Return each line of the listing below, unchanged, and omit the images.

• [STORED RECORDS]
_____
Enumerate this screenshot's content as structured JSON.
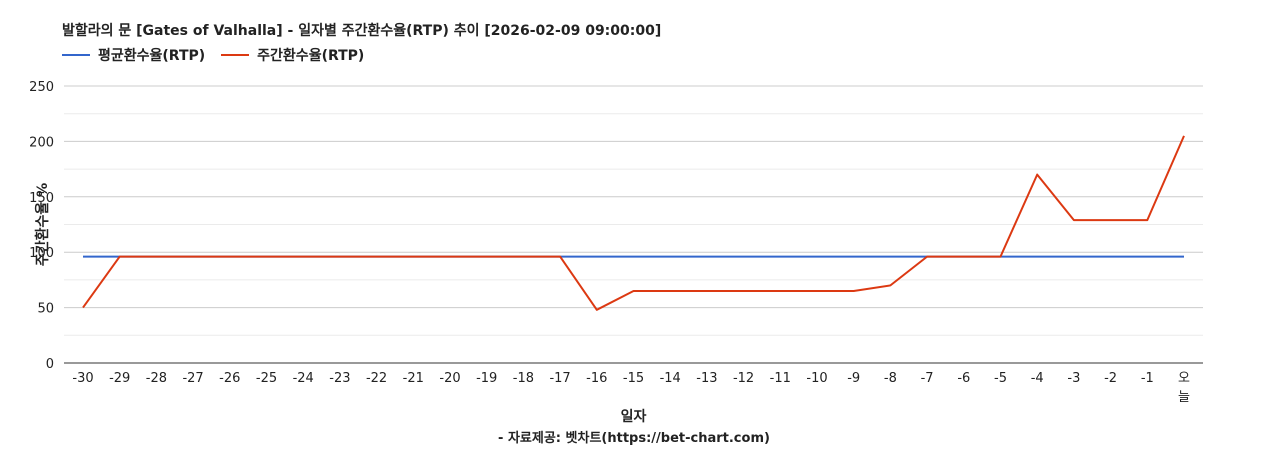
{
  "chart_data": {
    "type": "line",
    "title": "발할라의 문 [Gates of Valhalla] - 일자별 주간환수율(RTP) 추이 [2026-02-09 09:00:00]",
    "xlabel": "일자",
    "ylabel": "주간환수율 %",
    "ylim": [
      0,
      250
    ],
    "yticks": [
      "0",
      "50",
      "100",
      "150",
      "200",
      "250"
    ],
    "grid": true,
    "legend_position": "top-left",
    "categories": [
      "-30",
      "-29",
      "-28",
      "-27",
      "-26",
      "-25",
      "-24",
      "-23",
      "-22",
      "-21",
      "-20",
      "-19",
      "-18",
      "-17",
      "-16",
      "-15",
      "-14",
      "-13",
      "-12",
      "-11",
      "-10",
      "-9",
      "-8",
      "-7",
      "-6",
      "-5",
      "-4",
      "-3",
      "-2",
      "-1",
      "오늘"
    ],
    "series": [
      {
        "name": "평균환수율(RTP)",
        "color": "#3366cc",
        "values": [
          96,
          96,
          96,
          96,
          96,
          96,
          96,
          96,
          96,
          96,
          96,
          96,
          96,
          96,
          96,
          96,
          96,
          96,
          96,
          96,
          96,
          96,
          96,
          96,
          96,
          96,
          96,
          96,
          96,
          96,
          96
        ]
      },
      {
        "name": "주간환수율(RTP)",
        "color": "#dc3912",
        "values": [
          50,
          96,
          96,
          96,
          96,
          96,
          96,
          96,
          96,
          96,
          96,
          96,
          96,
          96,
          48,
          65,
          65,
          65,
          65,
          65,
          65,
          65,
          70,
          96,
          96,
          96,
          170,
          129,
          129,
          129,
          205
        ]
      }
    ]
  },
  "footer": {
    "source": "- 자료제공: 벳차트(https://bet-chart.com)"
  }
}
_____
• [RESPONSE FOR THIS EXERCISE]
Enumerate this screenshot's content as structured JSON.
{
  "chart_data": {
    "type": "line",
    "title": "발할라의 문 [Gates of Valhalla] - 일자별 주간환수율(RTP) 추이 [2026-02-09 09:00:00]",
    "xlabel": "일자",
    "ylabel": "주간환수율 %",
    "ylim": [
      0,
      250
    ],
    "yticks": [
      "0",
      "50",
      "100",
      "150",
      "200",
      "250"
    ],
    "grid": true,
    "legend_position": "top-left",
    "categories": [
      "-30",
      "-29",
      "-28",
      "-27",
      "-26",
      "-25",
      "-24",
      "-23",
      "-22",
      "-21",
      "-20",
      "-19",
      "-18",
      "-17",
      "-16",
      "-15",
      "-14",
      "-13",
      "-12",
      "-11",
      "-10",
      "-9",
      "-8",
      "-7",
      "-6",
      "-5",
      "-4",
      "-3",
      "-2",
      "-1",
      "오늘"
    ],
    "series": [
      {
        "name": "평균환수율(RTP)",
        "color": "#3366cc",
        "values": [
          96,
          96,
          96,
          96,
          96,
          96,
          96,
          96,
          96,
          96,
          96,
          96,
          96,
          96,
          96,
          96,
          96,
          96,
          96,
          96,
          96,
          96,
          96,
          96,
          96,
          96,
          96,
          96,
          96,
          96,
          96
        ]
      },
      {
        "name": "주간환수율(RTP)",
        "color": "#dc3912",
        "values": [
          50,
          96,
          96,
          96,
          96,
          96,
          96,
          96,
          96,
          96,
          96,
          96,
          96,
          96,
          48,
          65,
          65,
          65,
          65,
          65,
          65,
          65,
          70,
          96,
          96,
          96,
          170,
          129,
          129,
          129,
          205
        ]
      }
    ]
  },
  "footer": {
    "source": "- 자료제공: 벳차트(https://bet-chart.com)"
  }
}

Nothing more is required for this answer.